_MATERIAL SHOWN_
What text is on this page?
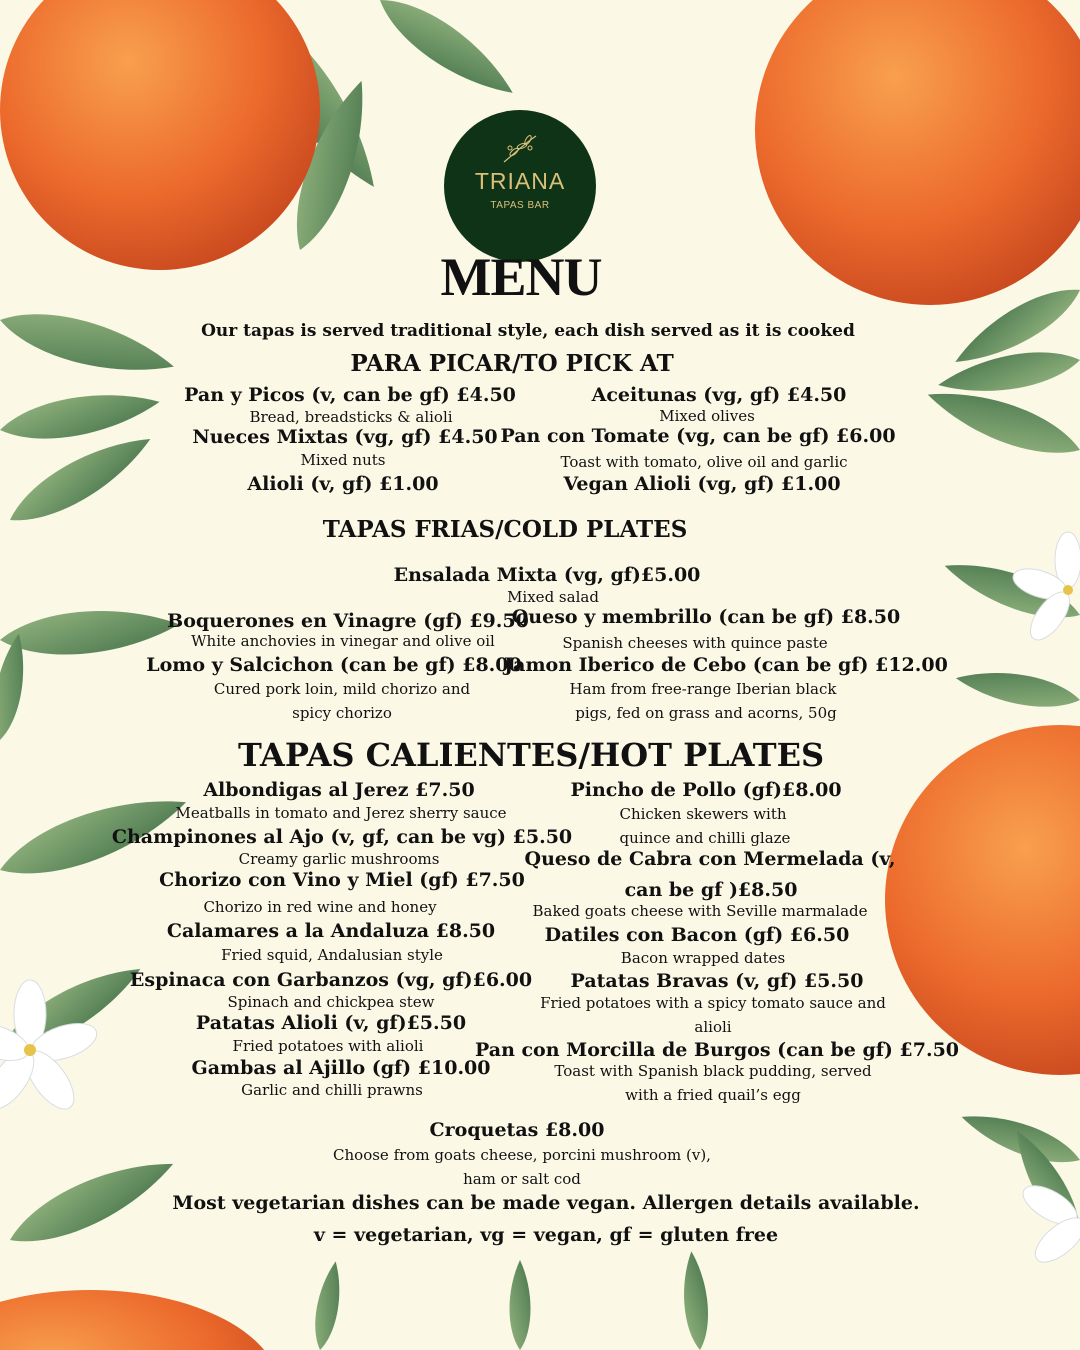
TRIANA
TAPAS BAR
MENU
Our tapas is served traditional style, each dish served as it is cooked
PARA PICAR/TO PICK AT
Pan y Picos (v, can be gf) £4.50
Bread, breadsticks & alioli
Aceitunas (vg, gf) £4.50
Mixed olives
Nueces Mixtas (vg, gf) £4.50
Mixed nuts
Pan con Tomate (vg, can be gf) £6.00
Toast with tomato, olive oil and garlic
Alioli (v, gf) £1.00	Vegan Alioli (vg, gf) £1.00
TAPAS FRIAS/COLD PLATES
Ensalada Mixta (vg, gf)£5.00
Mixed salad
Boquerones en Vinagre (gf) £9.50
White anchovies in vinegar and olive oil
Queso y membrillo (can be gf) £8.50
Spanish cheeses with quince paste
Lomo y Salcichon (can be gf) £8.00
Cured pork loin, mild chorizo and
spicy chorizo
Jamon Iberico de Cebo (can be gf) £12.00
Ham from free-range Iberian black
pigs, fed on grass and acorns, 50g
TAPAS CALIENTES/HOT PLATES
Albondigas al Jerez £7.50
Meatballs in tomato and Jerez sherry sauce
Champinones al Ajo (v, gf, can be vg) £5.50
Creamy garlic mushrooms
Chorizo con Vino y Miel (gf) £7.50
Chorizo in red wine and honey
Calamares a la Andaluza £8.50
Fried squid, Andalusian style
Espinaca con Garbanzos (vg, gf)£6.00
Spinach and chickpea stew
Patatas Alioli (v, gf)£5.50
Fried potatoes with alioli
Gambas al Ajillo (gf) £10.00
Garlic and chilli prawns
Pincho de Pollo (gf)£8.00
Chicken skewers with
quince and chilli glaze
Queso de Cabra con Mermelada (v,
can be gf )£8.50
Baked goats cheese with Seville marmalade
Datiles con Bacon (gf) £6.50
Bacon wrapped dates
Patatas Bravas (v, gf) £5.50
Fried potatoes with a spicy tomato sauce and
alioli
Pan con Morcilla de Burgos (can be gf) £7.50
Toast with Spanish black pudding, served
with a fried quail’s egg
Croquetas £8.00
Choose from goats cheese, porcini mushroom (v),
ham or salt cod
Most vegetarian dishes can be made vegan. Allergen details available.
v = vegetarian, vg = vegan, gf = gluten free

_OBJECTIVE_
Look through the entries and return every line where "style" appears.

_OUTPUT OF THE EXERCISE_
Our tapas is served traditional style, each dish served as it is cooked
Fried squid, Andalusian style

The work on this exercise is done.